ENTRIES PROVIDED start

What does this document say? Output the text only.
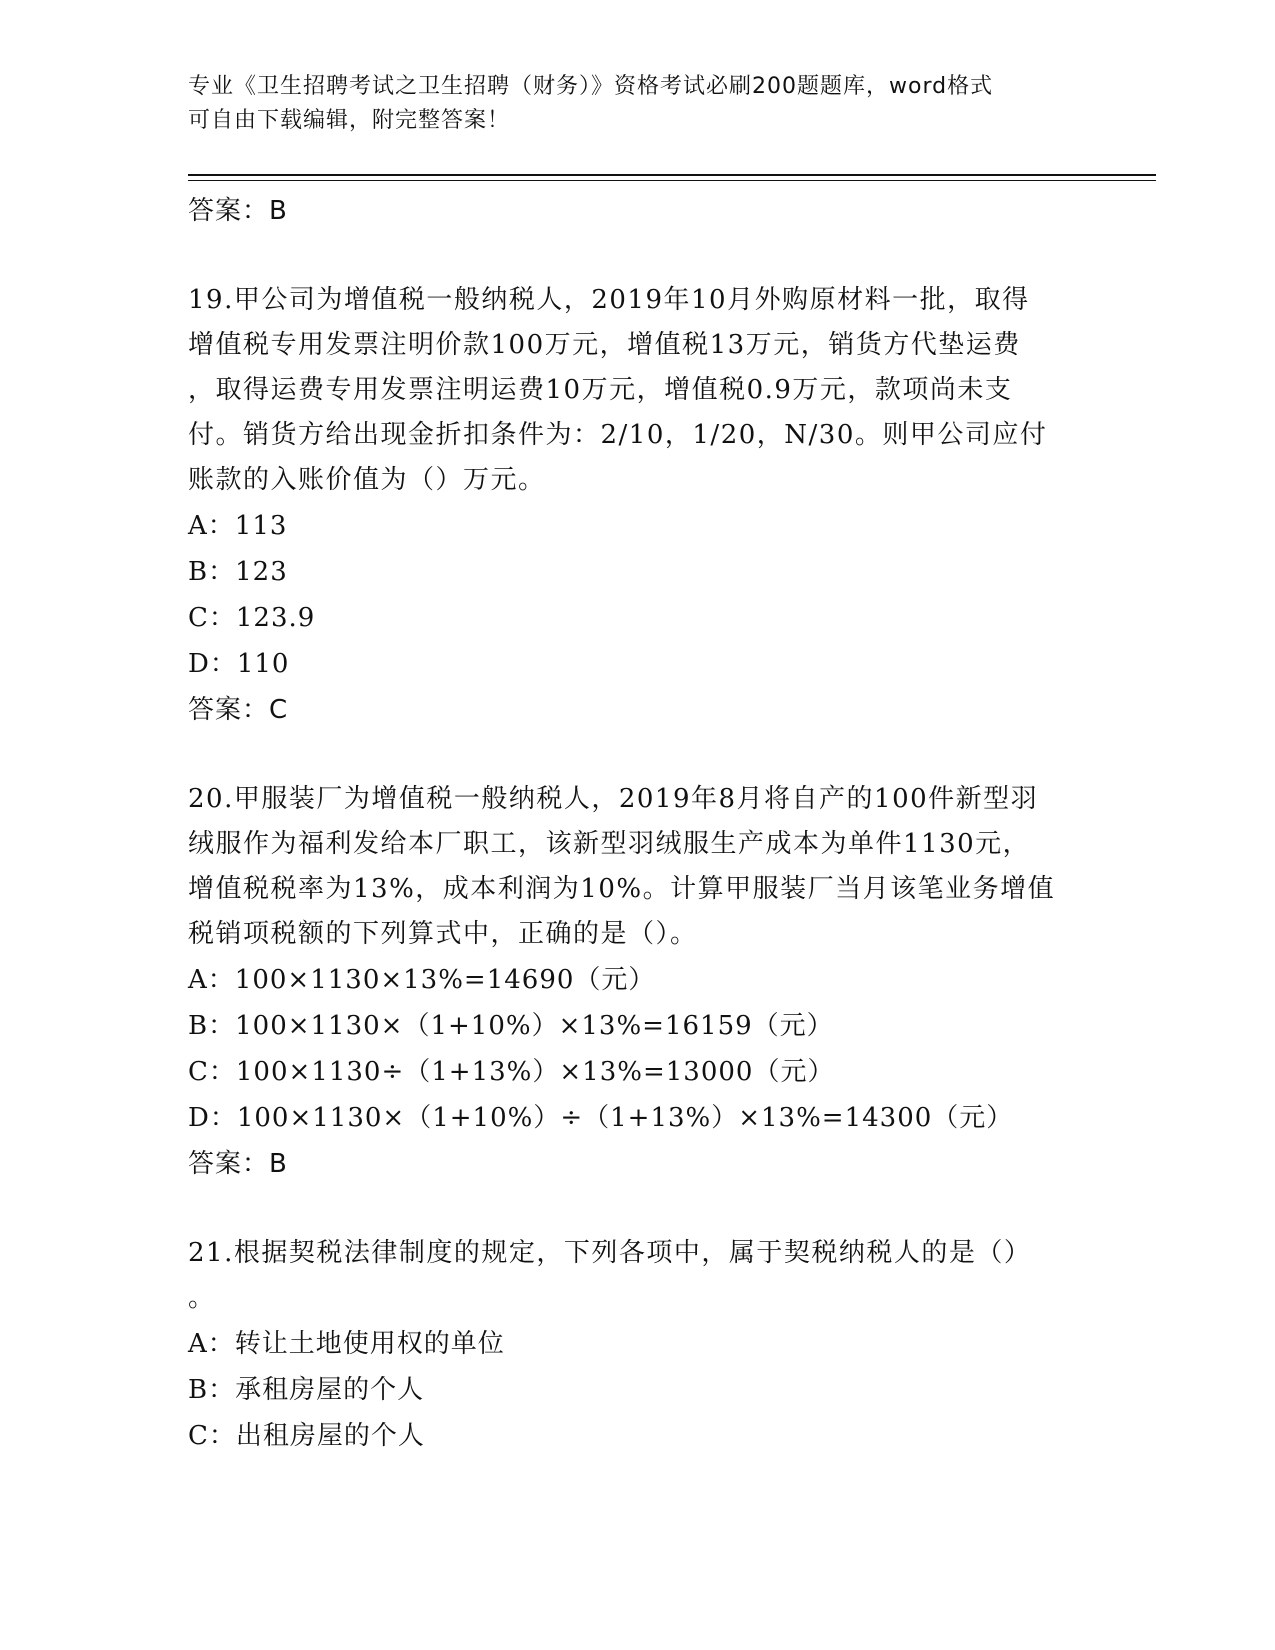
专业《卫生招聘考试之卫生招聘（财务）》资格考试必刷200题题库，word格式
可自由下载编辑，附完整答案！
答案：B
19.甲公司为增值税一般纳税人，2019年10月外购原材料一批，取得
增值税专用发票注明价款100万元，增值税13万元，销货方代垫运费
，取得运费专用发票注明运费10万元，增值税0.9万元，款项尚未支
付。销货方给出现金折扣条件为：2/10，1/20，N/30。则甲公司应付
账款的入账价值为（）万元。
A：113
B：123
C：123.9
D：110
答案：C
20.甲服装厂为增值税一般纳税人，2019年8月将自产的100件新型羽
绒服作为福利发给本厂职工，该新型羽绒服生产成本为单件1130元，
增值税税率为13%，成本利润为10%。计算甲服装厂当月该笔业务增值
税销项税额的下列算式中，正确的是（）。
A：100×1130×13%=14690（元）
B：100×1130×（1+10%）×13%=16159（元）
C：100×1130÷（1+13%）×13%=13000（元）
D：100×1130×（1+10%）÷（1+13%）×13%=14300（元）
答案：B
21.根据契税法律制度的规定，下列各项中，属于契税纳税人的是（）
。
A：转让土地使用权的单位
B：承租房屋的个人
C：出租房屋的个人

ENTRIES PROVIDED end

Keep the pictures out of the copy and write out the data exactly as it stands.

What does this document say? Output the text only.
专业《卫生招聘考试之卫生招聘（财务）》资格考试必刷200题题库，word格式
可自由下载编辑，附完整答案！
答案：B
19.甲公司为增值税一般纳税人，2019年10月外购原材料一批，取得
增值税专用发票注明价款100万元，增值税13万元，销货方代垫运费
，取得运费专用发票注明运费10万元，增值税0.9万元，款项尚未支
付。销货方给出现金折扣条件为：2/10，1/20，N/30。则甲公司应付
账款的入账价值为（）万元。
A：113
B：123
C：123.9
D：110
答案：C
20.甲服装厂为增值税一般纳税人，2019年8月将自产的100件新型羽
绒服作为福利发给本厂职工，该新型羽绒服生产成本为单件1130元，
增值税税率为13%，成本利润为10%。计算甲服装厂当月该笔业务增值
税销项税额的下列算式中，正确的是（）。
A：100×1130×13%=14690（元）
B：100×1130×（1+10%）×13%=16159（元）
C：100×1130÷（1+13%）×13%=13000（元）
D：100×1130×（1+10%）÷（1+13%）×13%=14300（元）
答案：B
21.根据契税法律制度的规定，下列各项中，属于契税纳税人的是（）
。
A：转让土地使用权的单位
B：承租房屋的个人
C：出租房屋的个人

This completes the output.